* begin EXCERPTED DATA *
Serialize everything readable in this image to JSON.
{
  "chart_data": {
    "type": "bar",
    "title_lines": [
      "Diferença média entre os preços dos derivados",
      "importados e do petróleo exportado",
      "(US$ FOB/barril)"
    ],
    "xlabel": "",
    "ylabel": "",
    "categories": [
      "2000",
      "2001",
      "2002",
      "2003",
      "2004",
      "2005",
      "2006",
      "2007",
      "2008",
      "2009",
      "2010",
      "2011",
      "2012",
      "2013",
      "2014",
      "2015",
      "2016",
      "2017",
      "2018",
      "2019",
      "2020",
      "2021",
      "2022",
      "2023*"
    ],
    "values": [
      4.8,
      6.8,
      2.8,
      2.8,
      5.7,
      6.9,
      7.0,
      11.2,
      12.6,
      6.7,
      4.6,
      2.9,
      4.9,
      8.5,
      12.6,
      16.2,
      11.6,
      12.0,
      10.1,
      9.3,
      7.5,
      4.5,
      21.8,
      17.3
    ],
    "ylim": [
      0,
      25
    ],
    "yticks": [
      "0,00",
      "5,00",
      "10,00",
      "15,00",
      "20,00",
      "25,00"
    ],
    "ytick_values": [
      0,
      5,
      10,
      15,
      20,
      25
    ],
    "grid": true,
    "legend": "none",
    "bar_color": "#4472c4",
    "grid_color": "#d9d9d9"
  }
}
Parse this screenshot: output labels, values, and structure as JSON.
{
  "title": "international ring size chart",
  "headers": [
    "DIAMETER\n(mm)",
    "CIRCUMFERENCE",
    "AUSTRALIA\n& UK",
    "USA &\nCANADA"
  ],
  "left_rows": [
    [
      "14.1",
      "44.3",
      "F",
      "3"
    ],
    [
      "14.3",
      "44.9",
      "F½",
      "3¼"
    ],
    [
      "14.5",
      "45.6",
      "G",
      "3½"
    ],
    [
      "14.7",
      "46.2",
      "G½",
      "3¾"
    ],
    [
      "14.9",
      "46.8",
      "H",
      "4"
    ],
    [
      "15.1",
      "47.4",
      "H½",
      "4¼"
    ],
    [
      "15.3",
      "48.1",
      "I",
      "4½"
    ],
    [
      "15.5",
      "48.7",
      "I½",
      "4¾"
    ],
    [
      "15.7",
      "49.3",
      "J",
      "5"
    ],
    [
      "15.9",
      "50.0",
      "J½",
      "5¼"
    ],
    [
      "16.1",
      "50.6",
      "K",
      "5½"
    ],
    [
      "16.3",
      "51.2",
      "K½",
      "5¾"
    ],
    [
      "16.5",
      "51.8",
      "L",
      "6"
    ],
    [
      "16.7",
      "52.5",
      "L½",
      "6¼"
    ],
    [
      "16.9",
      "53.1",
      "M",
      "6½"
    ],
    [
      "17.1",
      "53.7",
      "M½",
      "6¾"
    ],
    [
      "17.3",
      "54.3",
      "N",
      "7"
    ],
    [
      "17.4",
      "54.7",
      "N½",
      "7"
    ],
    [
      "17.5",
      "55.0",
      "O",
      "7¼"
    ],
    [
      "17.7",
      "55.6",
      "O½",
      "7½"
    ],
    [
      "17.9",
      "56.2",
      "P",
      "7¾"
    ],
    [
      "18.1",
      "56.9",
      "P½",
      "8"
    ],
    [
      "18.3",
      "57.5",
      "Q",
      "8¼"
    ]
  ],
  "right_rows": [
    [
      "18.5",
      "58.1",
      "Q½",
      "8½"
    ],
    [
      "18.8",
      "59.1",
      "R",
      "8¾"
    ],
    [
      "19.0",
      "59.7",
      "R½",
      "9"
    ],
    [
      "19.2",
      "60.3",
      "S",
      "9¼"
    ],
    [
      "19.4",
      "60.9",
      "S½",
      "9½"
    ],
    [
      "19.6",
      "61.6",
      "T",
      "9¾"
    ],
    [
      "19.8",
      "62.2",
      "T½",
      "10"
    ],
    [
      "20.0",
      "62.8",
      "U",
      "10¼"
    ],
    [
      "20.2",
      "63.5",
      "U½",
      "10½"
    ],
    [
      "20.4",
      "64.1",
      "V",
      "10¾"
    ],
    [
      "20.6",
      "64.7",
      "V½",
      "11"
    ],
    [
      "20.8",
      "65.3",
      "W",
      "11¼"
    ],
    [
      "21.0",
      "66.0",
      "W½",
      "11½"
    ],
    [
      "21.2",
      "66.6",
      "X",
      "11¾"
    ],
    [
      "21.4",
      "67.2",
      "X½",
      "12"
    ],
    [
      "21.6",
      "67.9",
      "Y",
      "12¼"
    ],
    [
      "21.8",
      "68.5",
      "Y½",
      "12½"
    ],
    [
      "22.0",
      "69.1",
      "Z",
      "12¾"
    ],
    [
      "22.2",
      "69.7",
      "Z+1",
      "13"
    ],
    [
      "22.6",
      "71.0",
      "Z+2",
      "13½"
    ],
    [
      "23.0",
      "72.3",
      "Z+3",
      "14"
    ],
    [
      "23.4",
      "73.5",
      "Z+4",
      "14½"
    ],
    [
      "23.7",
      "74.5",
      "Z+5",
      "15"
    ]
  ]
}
* end EXCERPTED DATA *
**EXERCISE TASK**
Return the lines above exactly, keeping every word.

**RESULT OF THE TASK**
Serialize everything readable in this image to JSON.
{
  "chart_data": {
    "type": "bar",
    "title_lines": [
      "Diferença média entre os preços dos derivados",
      "importados e do petróleo exportado",
      "(US$ FOB/barril)"
    ],
    "xlabel": "",
    "ylabel": "",
    "categories": [
      "2000",
      "2001",
      "2002",
      "2003",
      "2004",
      "2005",
      "2006",
      "2007",
      "2008",
      "2009",
      "2010",
      "2011",
      "2012",
      "2013",
      "2014",
      "2015",
      "2016",
      "2017",
      "2018",
      "2019",
      "2020",
      "2021",
      "2022",
      "2023*"
    ],
    "values": [
      4.8,
      6.8,
      2.8,
      2.8,
      5.7,
      6.9,
      7.0,
      11.2,
      12.6,
      6.7,
      4.6,
      2.9,
      4.9,
      8.5,
      12.6,
      16.2,
      11.6,
      12.0,
      10.1,
      9.3,
      7.5,
      4.5,
      21.8,
      17.3
    ],
    "ylim": [
      0,
      25
    ],
    "yticks": [
      "0,00",
      "5,00",
      "10,00",
      "15,00",
      "20,00",
      "25,00"
    ],
    "ytick_values": [
      0,
      5,
      10,
      15,
      20,
      25
    ],
    "grid": true,
    "legend": "none",
    "bar_color": "#4472c4",
    "grid_color": "#d9d9d9"
  }
}
Parse this screenshot: output labels, values, and structure as JSON.
{
  "title": "international ring size chart",
  "headers": [
    "DIAMETER\n(mm)",
    "CIRCUMFERENCE",
    "AUSTRALIA\n& UK",
    "USA &\nCANADA"
  ],
  "left_rows": [
    [
      "14.1",
      "44.3",
      "F",
      "3"
    ],
    [
      "14.3",
      "44.9",
      "F½",
      "3¼"
    ],
    [
      "14.5",
      "45.6",
      "G",
      "3½"
    ],
    [
      "14.7",
      "46.2",
      "G½",
      "3¾"
    ],
    [
      "14.9",
      "46.8",
      "H",
      "4"
    ],
    [
      "15.1",
      "47.4",
      "H½",
      "4¼"
    ],
    [
      "15.3",
      "48.1",
      "I",
      "4½"
    ],
    [
      "15.5",
      "48.7",
      "I½",
      "4¾"
    ],
    [
      "15.7",
      "49.3",
      "J",
      "5"
    ],
    [
      "15.9",
      "50.0",
      "J½",
      "5¼"
    ],
    [
      "16.1",
      "50.6",
      "K",
      "5½"
    ],
    [
      "16.3",
      "51.2",
      "K½",
      "5¾"
    ],
    [
      "16.5",
      "51.8",
      "L",
      "6"
    ],
    [
      "16.7",
      "52.5",
      "L½",
      "6¼"
    ],
    [
      "16.9",
      "53.1",
      "M",
      "6½"
    ],
    [
      "17.1",
      "53.7",
      "M½",
      "6¾"
    ],
    [
      "17.3",
      "54.3",
      "N",
      "7"
    ],
    [
      "17.4",
      "54.7",
      "N½",
      "7"
    ],
    [
      "17.5",
      "55.0",
      "O",
      "7¼"
    ],
    [
      "17.7",
      "55.6",
      "O½",
      "7½"
    ],
    [
      "17.9",
      "56.2",
      "P",
      "7¾"
    ],
    [
      "18.1",
      "56.9",
      "P½",
      "8"
    ],
    [
      "18.3",
      "57.5",
      "Q",
      "8¼"
    ]
  ],
  "right_rows": [
    [
      "18.5",
      "58.1",
      "Q½",
      "8½"
    ],
    [
      "18.8",
      "59.1",
      "R",
      "8¾"
    ],
    [
      "19.0",
      "59.7",
      "R½",
      "9"
    ],
    [
      "19.2",
      "60.3",
      "S",
      "9¼"
    ],
    [
      "19.4",
      "60.9",
      "S½",
      "9½"
    ],
    [
      "19.6",
      "61.6",
      "T",
      "9¾"
    ],
    [
      "19.8",
      "62.2",
      "T½",
      "10"
    ],
    [
      "20.0",
      "62.8",
      "U",
      "10¼"
    ],
    [
      "20.2",
      "63.5",
      "U½",
      "10½"
    ],
    [
      "20.4",
      "64.1",
      "V",
      "10¾"
    ],
    [
      "20.6",
      "64.7",
      "V½",
      "11"
    ],
    [
      "20.8",
      "65.3",
      "W",
      "11¼"
    ],
    [
      "21.0",
      "66.0",
      "W½",
      "11½"
    ],
    [
      "21.2",
      "66.6",
      "X",
      "11¾"
    ],
    [
      "21.4",
      "67.2",
      "X½",
      "12"
    ],
    [
      "21.6",
      "67.9",
      "Y",
      "12¼"
    ],
    [
      "21.8",
      "68.5",
      "Y½",
      "12½"
    ],
    [
      "22.0",
      "69.1",
      "Z",
      "12¾"
    ],
    [
      "22.2",
      "69.7",
      "Z+1",
      "13"
    ],
    [
      "22.6",
      "71.0",
      "Z+2",
      "13½"
    ],
    [
      "23.0",
      "72.3",
      "Z+3",
      "14"
    ],
    [
      "23.4",
      "73.5",
      "Z+4",
      "14½"
    ],
    [
      "23.7",
      "74.5",
      "Z+5",
      "15"
    ]
  ]
}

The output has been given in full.